How The Pulse Nightclub Shooting Forced The World To Finally See Us As Human

· Updated on May 29, 2018

By now we all know what happened.

One year ago today, 49 people were murdered in the most deadly mass shooting in U.S. history. They were people of all genders. They were mostly Black and Latinx. They were all targeted because they were at a club catering to lesbian, gay, bisexual, transgender, queer, and allied people.

And with 49 dead and more than 50 wounded, I can’t help but think about how this tragedy helped our society at-large to begin to see people like me as human. Especially in tragedy.

As is usual in the throes of a mass medical emergency, Central Floridians were called upon to donate blood, and the world began to grapple with it all. And in this case, many of those who were closest to the tragedy were members of the region’s LGBTQ community and, of course, immediately wanted to give blood, which was vital for the surviving victims.

But due to federal laws, many of those wanting to help were blocked from doing so— even if they were family— due to being LGBTQ.

■ **WORK TASK 1**: Decide whether each statement below agrees with the article on the Pulse nightclub shooting, answering yes or no and quoting the words of the article that settle it. (a) The shooting left 49 people dead. (b) Most of the victims were white. (c) Relatives of the victims were all able to give blood.
■ **WORK TASK 2**: Using the article on the Pulse nightclub shooting, answer these questions. (a) On what date was the article updated? (b) How many people were wounded? (c) Who was called upon to donate blood?
■ **WORK TASK 3**: Write out the part of the article on the Pulse nightclub shooting that opens with the words "And with 49" and closes with "to being LGBTQ.", copying it with no changes.

■ **INFORMATION GIVEN**:
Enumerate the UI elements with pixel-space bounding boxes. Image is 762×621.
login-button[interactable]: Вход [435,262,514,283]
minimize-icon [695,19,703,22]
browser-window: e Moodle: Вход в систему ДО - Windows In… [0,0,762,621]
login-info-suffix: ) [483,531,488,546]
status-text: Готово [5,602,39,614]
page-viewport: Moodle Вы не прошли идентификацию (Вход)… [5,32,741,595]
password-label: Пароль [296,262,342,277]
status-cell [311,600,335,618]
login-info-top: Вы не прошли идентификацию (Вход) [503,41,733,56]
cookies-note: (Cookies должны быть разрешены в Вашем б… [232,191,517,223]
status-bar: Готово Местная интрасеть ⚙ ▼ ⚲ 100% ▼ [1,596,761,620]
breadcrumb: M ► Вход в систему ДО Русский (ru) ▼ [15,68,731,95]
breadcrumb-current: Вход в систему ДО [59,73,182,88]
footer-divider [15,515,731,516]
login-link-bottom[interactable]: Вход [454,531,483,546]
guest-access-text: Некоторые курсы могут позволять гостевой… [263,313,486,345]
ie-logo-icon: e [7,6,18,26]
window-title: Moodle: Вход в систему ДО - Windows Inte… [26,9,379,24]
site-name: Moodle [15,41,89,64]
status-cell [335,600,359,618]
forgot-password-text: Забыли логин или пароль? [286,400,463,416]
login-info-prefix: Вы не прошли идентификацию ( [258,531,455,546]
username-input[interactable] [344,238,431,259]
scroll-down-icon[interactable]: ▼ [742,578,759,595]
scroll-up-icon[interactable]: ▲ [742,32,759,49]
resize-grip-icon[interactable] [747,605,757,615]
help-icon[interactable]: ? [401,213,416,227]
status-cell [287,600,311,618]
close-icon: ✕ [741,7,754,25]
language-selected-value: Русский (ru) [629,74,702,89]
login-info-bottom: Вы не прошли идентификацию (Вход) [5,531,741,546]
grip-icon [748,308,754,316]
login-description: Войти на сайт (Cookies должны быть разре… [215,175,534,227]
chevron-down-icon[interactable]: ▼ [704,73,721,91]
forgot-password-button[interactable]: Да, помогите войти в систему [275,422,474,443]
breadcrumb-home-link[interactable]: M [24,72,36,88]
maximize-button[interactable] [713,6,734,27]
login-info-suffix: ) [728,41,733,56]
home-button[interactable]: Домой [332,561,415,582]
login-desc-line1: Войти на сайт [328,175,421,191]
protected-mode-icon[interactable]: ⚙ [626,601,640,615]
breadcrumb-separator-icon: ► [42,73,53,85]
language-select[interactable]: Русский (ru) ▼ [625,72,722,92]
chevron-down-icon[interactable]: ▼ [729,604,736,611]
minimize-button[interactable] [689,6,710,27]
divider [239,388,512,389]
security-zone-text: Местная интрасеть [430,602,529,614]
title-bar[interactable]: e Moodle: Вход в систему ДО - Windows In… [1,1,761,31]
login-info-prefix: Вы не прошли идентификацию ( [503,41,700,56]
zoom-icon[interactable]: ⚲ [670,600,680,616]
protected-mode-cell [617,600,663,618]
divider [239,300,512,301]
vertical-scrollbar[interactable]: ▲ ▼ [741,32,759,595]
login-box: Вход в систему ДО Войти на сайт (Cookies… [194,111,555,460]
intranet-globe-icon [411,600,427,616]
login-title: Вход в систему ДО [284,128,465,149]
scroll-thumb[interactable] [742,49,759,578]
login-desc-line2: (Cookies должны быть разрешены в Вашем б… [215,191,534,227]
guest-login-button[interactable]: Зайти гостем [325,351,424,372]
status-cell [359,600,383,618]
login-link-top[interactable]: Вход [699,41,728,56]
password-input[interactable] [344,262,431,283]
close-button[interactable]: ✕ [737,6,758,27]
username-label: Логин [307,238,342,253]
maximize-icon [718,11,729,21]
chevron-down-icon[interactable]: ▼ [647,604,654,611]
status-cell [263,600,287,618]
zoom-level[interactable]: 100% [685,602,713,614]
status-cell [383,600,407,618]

■ **TASK OUTPUT 1**:
(a) Yes: "49 people were murdered in the most deadly mass shooting in U.S. history."
(b) No: "They were mostly Black and Latinx."
(c) No: "many of those wanting to help were blocked from doing so— even if they were family— due to being LGBTQ."

■ **TASK OUTPUT 2**:
(a) May 29, 2018
(b) More than 50
(c) Central Floridians

■ **TASK OUTPUT 3**:
And with 49 dead and more than 50 wounded, I can’t help but think about how this tragedy helped our society at-large to begin to see people like me as human. Especially in tragedy.

As is usual in the throes of a mass medical emergency, Central Floridians were called upon to donate blood, and the world began to grapple with it all. And in this case, many of those who were closest to the tragedy were members of the region’s LGBTQ community and, of course, immediately wanted to give blood, which was vital for the surviving victims.

But due to federal laws, many of those wanting to help were blocked from doing so— even if they were family— due to being LGBTQ.